TEXT:
'''

Mar 6 2013
By Sara Freeman, medwireNews Reporter
Foreign-born adoptees have the highest rates of psychiatric disorders among migrants, show the results of a large, Danish population-based cohort study.
Compared with native Danes, individuals born to parents in foreign countries but adopted by Danish parents had a significantly increased risk for any psychiatric contact (incident rate ratio [IRR]=1.65) - psychiatric hospital admission or outpatient care.
Foreign-born adoptees were also more likely than native Danes to be diagnosed with schizophrenia (IRR=2.52), schizophrenia spectrum disorders (IRR=2.47), schizoaffective disorder (IRR=2.40), bipolar affective disorders (IRR=2.15), affective disorders (IRR=1.47), anxiety and somatoform disorder (IRR=1.47), personality disorders (IRR=2.07), and substance abuse disorders (IRR=1.55).
"Foreign-born adoptees had significantly increased IRRs for all outcomes," investigators Elizabeth Cantor-Graae (Lund University, Sweden) and Carsten Pedersen (University of Aarhus, Denmark) write in JAMA Psychiatry.

'''

GIVEN INFORMATION:
'''

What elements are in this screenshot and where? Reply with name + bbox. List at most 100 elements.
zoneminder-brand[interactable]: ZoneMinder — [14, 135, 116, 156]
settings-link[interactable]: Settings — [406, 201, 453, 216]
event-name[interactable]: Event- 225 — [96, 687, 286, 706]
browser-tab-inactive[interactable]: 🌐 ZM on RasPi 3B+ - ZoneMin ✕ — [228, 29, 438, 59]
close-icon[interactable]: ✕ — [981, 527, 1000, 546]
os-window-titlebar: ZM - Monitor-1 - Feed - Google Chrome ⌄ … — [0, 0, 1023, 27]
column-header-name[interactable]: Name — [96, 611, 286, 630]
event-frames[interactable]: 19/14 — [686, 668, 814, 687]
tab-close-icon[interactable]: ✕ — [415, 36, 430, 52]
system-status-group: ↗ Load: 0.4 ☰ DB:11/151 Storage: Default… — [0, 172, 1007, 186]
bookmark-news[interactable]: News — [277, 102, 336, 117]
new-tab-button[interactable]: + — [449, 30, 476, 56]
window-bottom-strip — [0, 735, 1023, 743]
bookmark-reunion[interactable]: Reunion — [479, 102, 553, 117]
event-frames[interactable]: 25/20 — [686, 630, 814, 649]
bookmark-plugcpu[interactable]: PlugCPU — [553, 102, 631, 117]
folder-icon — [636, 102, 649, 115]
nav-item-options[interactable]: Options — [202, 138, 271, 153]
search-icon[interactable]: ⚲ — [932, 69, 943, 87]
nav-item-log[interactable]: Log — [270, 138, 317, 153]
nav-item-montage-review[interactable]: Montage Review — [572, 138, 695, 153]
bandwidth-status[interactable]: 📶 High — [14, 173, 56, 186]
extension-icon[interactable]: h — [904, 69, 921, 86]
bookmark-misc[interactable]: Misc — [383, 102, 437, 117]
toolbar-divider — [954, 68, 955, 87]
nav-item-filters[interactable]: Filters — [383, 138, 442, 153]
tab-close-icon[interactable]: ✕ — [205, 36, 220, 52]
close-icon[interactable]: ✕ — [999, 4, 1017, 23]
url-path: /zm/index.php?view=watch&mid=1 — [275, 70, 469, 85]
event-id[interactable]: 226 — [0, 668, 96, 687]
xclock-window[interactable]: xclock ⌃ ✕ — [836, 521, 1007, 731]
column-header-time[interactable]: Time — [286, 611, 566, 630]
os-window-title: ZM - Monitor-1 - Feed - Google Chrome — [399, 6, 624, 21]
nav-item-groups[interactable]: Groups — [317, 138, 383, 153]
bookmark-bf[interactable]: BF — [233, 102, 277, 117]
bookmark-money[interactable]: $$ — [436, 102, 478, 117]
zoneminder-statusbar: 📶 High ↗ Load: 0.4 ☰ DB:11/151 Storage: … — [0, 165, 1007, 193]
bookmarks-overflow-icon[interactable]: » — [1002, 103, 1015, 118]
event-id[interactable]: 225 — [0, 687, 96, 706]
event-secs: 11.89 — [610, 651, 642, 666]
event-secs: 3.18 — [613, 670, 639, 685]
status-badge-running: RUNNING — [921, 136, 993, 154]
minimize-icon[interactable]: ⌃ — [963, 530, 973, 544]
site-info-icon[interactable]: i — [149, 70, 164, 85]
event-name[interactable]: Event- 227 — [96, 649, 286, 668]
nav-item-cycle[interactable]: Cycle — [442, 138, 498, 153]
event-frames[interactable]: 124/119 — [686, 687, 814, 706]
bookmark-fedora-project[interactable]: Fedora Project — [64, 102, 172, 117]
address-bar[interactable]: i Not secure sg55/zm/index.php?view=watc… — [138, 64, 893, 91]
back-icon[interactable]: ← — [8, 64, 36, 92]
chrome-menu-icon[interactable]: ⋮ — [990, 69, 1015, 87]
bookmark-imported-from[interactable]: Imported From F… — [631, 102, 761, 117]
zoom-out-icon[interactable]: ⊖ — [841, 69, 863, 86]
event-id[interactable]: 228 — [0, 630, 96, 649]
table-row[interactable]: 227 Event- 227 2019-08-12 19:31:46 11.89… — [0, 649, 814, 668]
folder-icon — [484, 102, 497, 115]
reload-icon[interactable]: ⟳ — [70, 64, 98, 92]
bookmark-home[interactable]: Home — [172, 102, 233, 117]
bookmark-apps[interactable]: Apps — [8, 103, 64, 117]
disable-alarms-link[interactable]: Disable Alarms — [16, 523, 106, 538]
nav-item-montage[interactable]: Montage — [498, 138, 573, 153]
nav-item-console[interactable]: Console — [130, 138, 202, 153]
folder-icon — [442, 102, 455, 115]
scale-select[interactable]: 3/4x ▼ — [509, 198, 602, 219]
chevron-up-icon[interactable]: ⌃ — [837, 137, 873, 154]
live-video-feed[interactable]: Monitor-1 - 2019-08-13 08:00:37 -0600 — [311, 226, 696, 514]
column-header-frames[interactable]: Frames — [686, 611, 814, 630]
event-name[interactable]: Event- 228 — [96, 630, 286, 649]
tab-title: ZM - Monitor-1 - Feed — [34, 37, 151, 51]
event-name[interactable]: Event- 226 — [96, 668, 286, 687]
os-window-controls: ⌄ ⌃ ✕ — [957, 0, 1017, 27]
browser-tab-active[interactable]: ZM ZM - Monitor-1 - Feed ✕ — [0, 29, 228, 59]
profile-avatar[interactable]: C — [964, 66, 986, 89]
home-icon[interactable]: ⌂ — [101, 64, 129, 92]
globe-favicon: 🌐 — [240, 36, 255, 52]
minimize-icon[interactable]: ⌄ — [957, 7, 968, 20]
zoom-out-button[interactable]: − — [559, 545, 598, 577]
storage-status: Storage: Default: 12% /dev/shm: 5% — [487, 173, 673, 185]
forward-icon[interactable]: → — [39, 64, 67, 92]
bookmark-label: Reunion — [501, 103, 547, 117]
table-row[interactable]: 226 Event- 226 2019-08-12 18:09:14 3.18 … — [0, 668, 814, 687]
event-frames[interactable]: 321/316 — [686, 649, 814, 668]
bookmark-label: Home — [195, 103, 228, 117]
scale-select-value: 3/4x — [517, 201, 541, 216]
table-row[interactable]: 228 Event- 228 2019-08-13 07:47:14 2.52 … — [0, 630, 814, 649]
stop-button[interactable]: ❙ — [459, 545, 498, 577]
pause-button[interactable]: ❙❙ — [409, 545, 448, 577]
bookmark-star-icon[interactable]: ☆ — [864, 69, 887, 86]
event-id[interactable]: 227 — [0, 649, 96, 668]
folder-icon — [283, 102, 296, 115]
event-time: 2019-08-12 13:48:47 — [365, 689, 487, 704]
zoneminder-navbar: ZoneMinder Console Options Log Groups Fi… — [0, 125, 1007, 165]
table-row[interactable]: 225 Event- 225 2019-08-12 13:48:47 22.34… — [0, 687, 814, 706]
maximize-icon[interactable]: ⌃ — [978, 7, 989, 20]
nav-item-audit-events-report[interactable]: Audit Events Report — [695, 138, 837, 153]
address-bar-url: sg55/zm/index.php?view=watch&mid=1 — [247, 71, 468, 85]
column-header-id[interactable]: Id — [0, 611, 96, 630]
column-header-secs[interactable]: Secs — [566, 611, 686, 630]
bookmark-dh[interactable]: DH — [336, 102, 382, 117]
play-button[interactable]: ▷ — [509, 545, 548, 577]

'''

EXERCISES:
[1] Answer these questions from the news report on adoptees and psychiatric disorders:
(a) What nationality is the population-based cohort study?
(b) What incident rate ratio did foreign-born adoptees have for any psychiatric contact?
(c) In which journal do the investigators write?
[2] From the news report on adoptees and psychiatric disorders, reproduce word for word the part that opens with the words containing "Compared with native" and closes with "in JAMA Psychiatry.".
The material has no connection to the news report on adoptees and psychiatric disorders.

PROBLEM SOLUTIONS:
[1]
(a) Danish
(b) 1.65
(c) JAMA Psychiatry

[2]
Compared with native Danes, individuals born to parents in foreign countries but adopted by Danish parents had a significantly increased risk for any psychiatric contact (incident rate ratio [IRR]=1.65) - psychiatric hospital admission or outpatient care.
Foreign-born adoptees were also more likely than native Danes to be diagnosed with schizophrenia (IRR=2.52), schizophrenia spectrum disorders (IRR=2.47), schizoaffective disorder (IRR=2.40), bipolar affective disorders (IRR=2.15), affective disorders (IRR=1.47), anxiety and somatoform disorder (IRR=1.47), personality disorders (IRR=2.07), and substance abuse disorders (IRR=1.55).
"Foreign-born adoptees had significantly increased IRRs for all outcomes," investigators Elizabeth Cantor-Graae (Lund University, Sweden) and Carsten Pedersen (University of Aarhus, Denmark) write in JAMA Psychiatry.